== Supplied records ==
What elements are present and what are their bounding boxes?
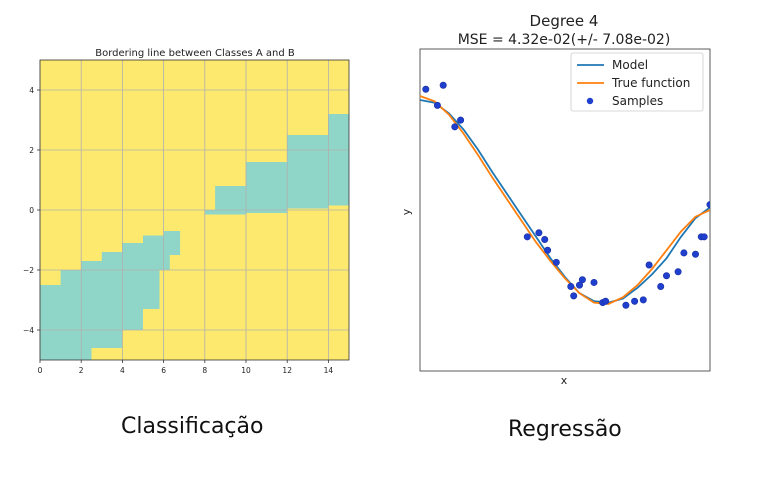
sample-point [645,261,653,269]
y-tick-label: 2 [29,146,34,155]
y-tick-label: 0 [29,206,34,215]
plot-frame [39,59,350,361]
x-tick-label: 2 [79,366,84,375]
sample-point [422,85,430,93]
class-b-region-lower [40,231,185,360]
classification-caption: Classificação [121,414,264,439]
sample-point [535,229,543,237]
legend-label: True function [611,76,690,90]
x-tick-label: 14 [324,366,334,375]
sample-point [706,201,710,209]
classification-plot-area: 0 2 4 6 8 10 12 14 4 2 0 −2 −4 [23,59,350,375]
regression-subtitle: MSE = 4.32e-02(+/- 7.08e-02) [458,32,671,48]
sample-point [433,101,441,109]
sample-point [523,233,531,241]
classification-title: Bordering line between Classes A and B [95,48,295,59]
x-tick-label: 10 [241,366,251,375]
sample-point [622,301,630,309]
legend-label: Model [612,58,648,72]
true-function-line [420,95,710,305]
legend: Model True function Samples [570,52,704,112]
sample-point [457,116,465,124]
sample-point [541,236,549,244]
sample-point [567,282,575,290]
regression-caption: Regressão [508,417,622,442]
sample-point [631,297,639,305]
x-tick-label: 0 [38,366,43,375]
sample-point [451,123,459,131]
class-b-region-upper [204,105,349,216]
sample-point [657,282,665,290]
sample-point [570,292,578,300]
x-tick-label: 4 [120,366,125,375]
x-tick-label: 8 [202,366,207,375]
y-tick-label: 4 [29,86,34,95]
sample-point [602,297,610,305]
sample-point [439,81,447,89]
sample-point [639,296,647,304]
sample-point [674,268,682,276]
sample-point [544,246,552,254]
x-tick-label: 6 [161,366,166,375]
sample-point [700,233,708,241]
legend-box [570,52,704,112]
legend-marker [586,97,594,105]
regression-title: Degree 4 [530,12,599,30]
sample-point [590,278,598,286]
y-tick-label: −4 [23,326,34,335]
y-tick-label: −2 [23,266,34,275]
regression-xlabel: x [561,374,568,387]
regression-ylabel: y [400,208,413,215]
sample-point [662,272,670,280]
x-tick-label: 12 [282,366,292,375]
sample-point [578,276,586,284]
sample-point [691,250,699,258]
sample-point [552,258,560,266]
regression-plot-area: Model True function Samples [419,48,711,372]
series-group [420,81,710,309]
legend-label: Samples [612,94,663,108]
sample-point [680,249,688,257]
sample-point [575,281,583,289]
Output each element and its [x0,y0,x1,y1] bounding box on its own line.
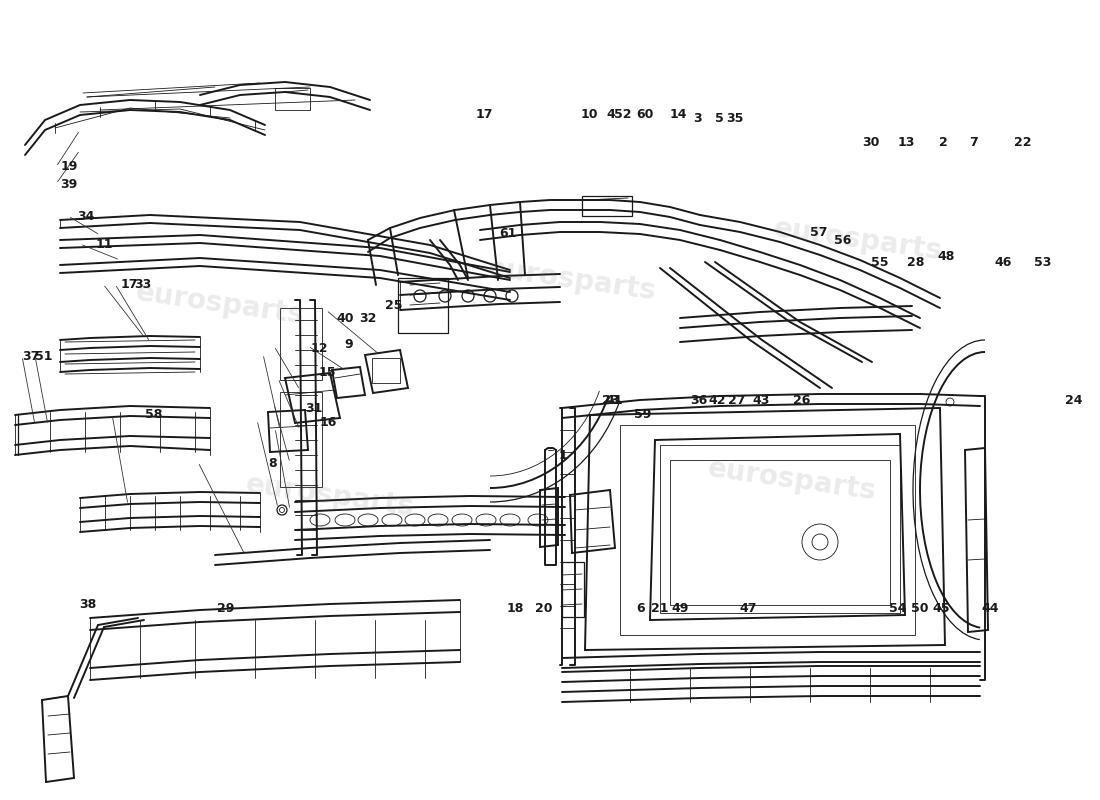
Circle shape [506,290,518,302]
Text: eurosparts: eurosparts [706,454,878,506]
Text: 8: 8 [268,458,277,470]
Text: 17: 17 [121,278,139,290]
Text: 59: 59 [634,408,651,421]
Bar [562,562,584,617]
Text: 6: 6 [636,602,645,614]
Text: 36: 36 [690,394,707,406]
Bar [582,196,632,216]
Text: 41: 41 [605,394,623,406]
Bar [398,278,448,333]
Text: 21: 21 [651,602,669,614]
Text: 51: 51 [35,350,53,362]
Text: 29: 29 [217,602,234,614]
Text: 18: 18 [506,602,524,614]
Text: 43: 43 [752,394,770,406]
Text: eurosparts: eurosparts [772,214,944,266]
Bar [372,358,400,383]
Text: 12: 12 [310,342,328,354]
Text: eurosparts: eurosparts [244,470,416,522]
Text: 57: 57 [810,226,827,238]
Text: 27: 27 [728,394,746,406]
Text: 48: 48 [937,250,955,262]
Text: 14: 14 [670,108,688,121]
Text: 33: 33 [134,278,152,290]
Bar [280,308,322,380]
Circle shape [439,290,451,302]
Text: 19: 19 [60,160,78,173]
Text: 40: 40 [337,312,354,325]
Text: 31: 31 [305,402,322,414]
Circle shape [946,398,954,406]
Text: 53: 53 [1034,256,1052,269]
Text: 13: 13 [898,136,915,149]
Text: 50: 50 [911,602,928,614]
Circle shape [812,534,828,550]
Text: 46: 46 [994,256,1012,269]
Text: 54: 54 [889,602,906,614]
Text: 25: 25 [385,299,403,312]
Bar [620,425,915,635]
Text: 32: 32 [359,312,376,325]
Text: eurosparts: eurosparts [486,254,658,306]
Bar [280,392,322,487]
Text: 37: 37 [22,350,40,362]
Text: 16: 16 [319,416,337,429]
Text: 24: 24 [1065,394,1082,406]
Text: 10: 10 [581,108,598,121]
Text: 58: 58 [145,408,163,421]
Text: 17: 17 [475,108,493,121]
Text: 5: 5 [715,112,724,125]
Text: 44: 44 [981,602,999,614]
Text: 47: 47 [739,602,757,614]
Text: 9: 9 [344,338,353,350]
Circle shape [279,507,285,513]
Bar [670,460,890,605]
Circle shape [802,524,838,560]
Text: 34: 34 [77,210,95,222]
Text: 11: 11 [96,238,113,250]
Circle shape [277,505,287,515]
Circle shape [484,290,496,302]
Text: 4: 4 [606,108,615,121]
Bar [660,445,900,613]
Text: 22: 22 [1014,136,1032,149]
Text: 30: 30 [862,136,880,149]
Text: 56: 56 [834,234,851,246]
Bar [275,88,310,110]
Text: 61: 61 [499,227,517,240]
Text: 1: 1 [559,450,568,462]
Text: 60: 60 [636,108,653,121]
Text: 3: 3 [693,112,702,125]
Text: 42: 42 [708,394,726,406]
Text: eurosparts: eurosparts [134,278,306,330]
Text: 28: 28 [906,256,924,269]
Text: 15: 15 [319,366,337,378]
Text: 38: 38 [79,598,97,610]
Text: 35: 35 [726,112,744,125]
Circle shape [462,290,474,302]
Text: 20: 20 [535,602,552,614]
Text: 39: 39 [60,178,78,190]
Text: 2: 2 [939,136,948,149]
Text: 49: 49 [671,602,689,614]
Text: 7: 7 [969,136,978,149]
Text: 23: 23 [602,394,619,406]
Text: 26: 26 [793,394,811,406]
Text: 55: 55 [871,256,889,269]
Text: 52: 52 [614,108,631,121]
Text: 45: 45 [933,602,950,614]
Circle shape [414,290,426,302]
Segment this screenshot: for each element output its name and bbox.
===
Short task — Copy out every line of the items above, from the one containing "Circle shape [506,290,518,302]" down to the one containing "Text: 27: 27 [728,394,746,406]", with both of those lines included.

Result of the task —
Circle shape [506,290,518,302]
Text: eurosparts: eurosparts [706,454,878,506]
Text: 8: 8 [268,458,277,470]
Text: 17: 17 [121,278,139,290]
Text: 59: 59 [634,408,651,421]
Bar [562,562,584,617]
Text: 6: 6 [636,602,645,614]
Text: 36: 36 [690,394,707,406]
Bar [582,196,632,216]
Text: 41: 41 [605,394,623,406]
Bar [398,278,448,333]
Text: 21: 21 [651,602,669,614]
Text: 51: 51 [35,350,53,362]
Text: 29: 29 [217,602,234,614]
Text: 18: 18 [506,602,524,614]
Text: 43: 43 [752,394,770,406]
Text: eurosparts: eurosparts [772,214,944,266]
Bar [372,358,400,383]
Text: 12: 12 [310,342,328,354]
Text: eurosparts: eurosparts [244,470,416,522]
Text: 57: 57 [810,226,827,238]
Text: 27: 27 [728,394,746,406]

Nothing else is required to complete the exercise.